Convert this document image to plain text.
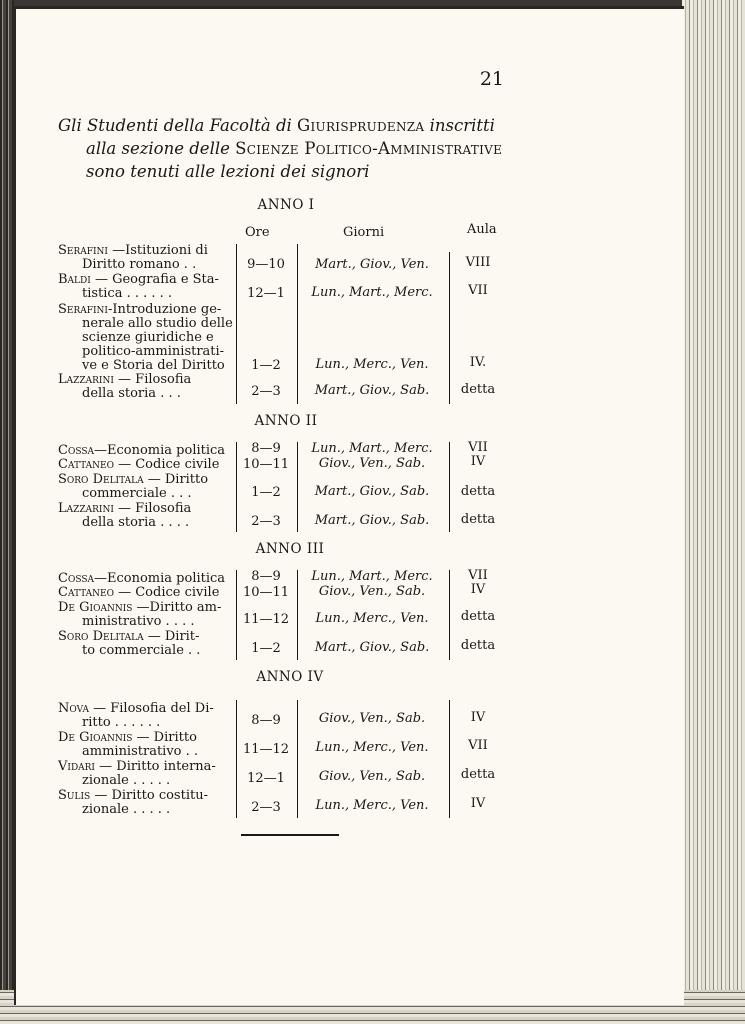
21
Gli Studenti della Facoltà di Giurisprudenza inscritti
alla sezione delle Scienze Politico-Amministrative
sono tenuti alle lezioni dei signori
Ore	Giorni	Aula
ANNO I
ANNO II
ANNO III
ANNO IV
Serafini —Istituzioni di
Diritto romano . .	9—10	Mart., Giov., Ven.	VIII
Baldi — Geografia e Sta-
tistica . . . . . .	12—1	Lun., Mart., Merc.	VII
Serafini-Introduzione ge-
nerale allo studio delle
scienze giuridiche e
politico-amministrati-
ve e Storia del Diritto	1—2	Lun., Merc., Ven.	IV.
Lazzarini — Filosofia
della storia . . .	2—3	Mart., Giov., Sab.	detta
Cossa—Economia politica	8—9	Lun., Mart., Merc.	VII
Cattaneo — Codice civile	10—11	Giov., Ven., Sab.	IV
Soro Delitala — Diritto
commerciale . . .	1—2	Mart., Giov., Sab.	detta
Lazzarini — Filosofia
della storia . . . .	2—3	Mart., Giov., Sab.	detta
Cossa—Economia politica	8—9	Lun., Mart., Merc.	VII
Cattaneo — Codice civile	10—11	Giov., Ven., Sab.	IV
De Gioannis —Diritto am-
ministrativo . . . .	11—12	Lun., Merc., Ven.	detta
Soro Delitala — Dirit-
to commerciale . .	1—2	Mart., Giov., Sab.	detta
Nova — Filosofia del Di-
ritto . . . . . .	8—9	Giov., Ven., Sab.	IV
De Gioannis — Diritto
amministrativo . .	11—12	Lun., Merc., Ven.	VII
Vidari — Diritto interna-
zionale . . . . .	12—1	Giov., Ven., Sab.	detta
Sulis — Diritto costitu-
zionale . . . . .	2—3	Lun., Merc., Ven.	IV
--*--
## Problem to solve
Output all of the data exactly as it stands, minus any images.

## Task result
Convert this document image to plain text.
21
Gli Studenti della Facoltà di Giurisprudenza inscritti
alla sezione delle Scienze Politico-Amministrative
sono tenuti alle lezioni dei signori
Ore	Giorni	Aula
ANNO I
ANNO II
ANNO III
ANNO IV
Serafini —Istituzioni di
Diritto romano . .	9—10	Mart., Giov., Ven.	VIII
Baldi — Geografia e Sta-
tistica . . . . . .	12—1	Lun., Mart., Merc.	VII
Serafini-Introduzione ge-
nerale allo studio delle
scienze giuridiche e
politico-amministrati-
ve e Storia del Diritto	1—2	Lun., Merc., Ven.	IV.
Lazzarini — Filosofia
della storia . . .	2—3	Mart., Giov., Sab.	detta
Cossa—Economia politica	8—9	Lun., Mart., Merc.	VII
Cattaneo — Codice civile	10—11	Giov., Ven., Sab.	IV
Soro Delitala — Diritto
commerciale . . .	1—2	Mart., Giov., Sab.	detta
Lazzarini — Filosofia
della storia . . . .	2—3	Mart., Giov., Sab.	detta
Cossa—Economia politica	8—9	Lun., Mart., Merc.	VII
Cattaneo — Codice civile	10—11	Giov., Ven., Sab.	IV
De Gioannis —Diritto am-
ministrativo . . . .	11—12	Lun., Merc., Ven.	detta
Soro Delitala — Dirit-
to commerciale . .	1—2	Mart., Giov., Sab.	detta
Nova — Filosofia del Di-
ritto . . . . . .	8—9	Giov., Ven., Sab.	IV
De Gioannis — Diritto
amministrativo . .	11—12	Lun., Merc., Ven.	VII
Vidari — Diritto interna-
zionale . . . . .	12—1	Giov., Ven., Sab.	detta
Sulis — Diritto costitu-
zionale . . . . .	2—3	Lun., Merc., Ven.	IV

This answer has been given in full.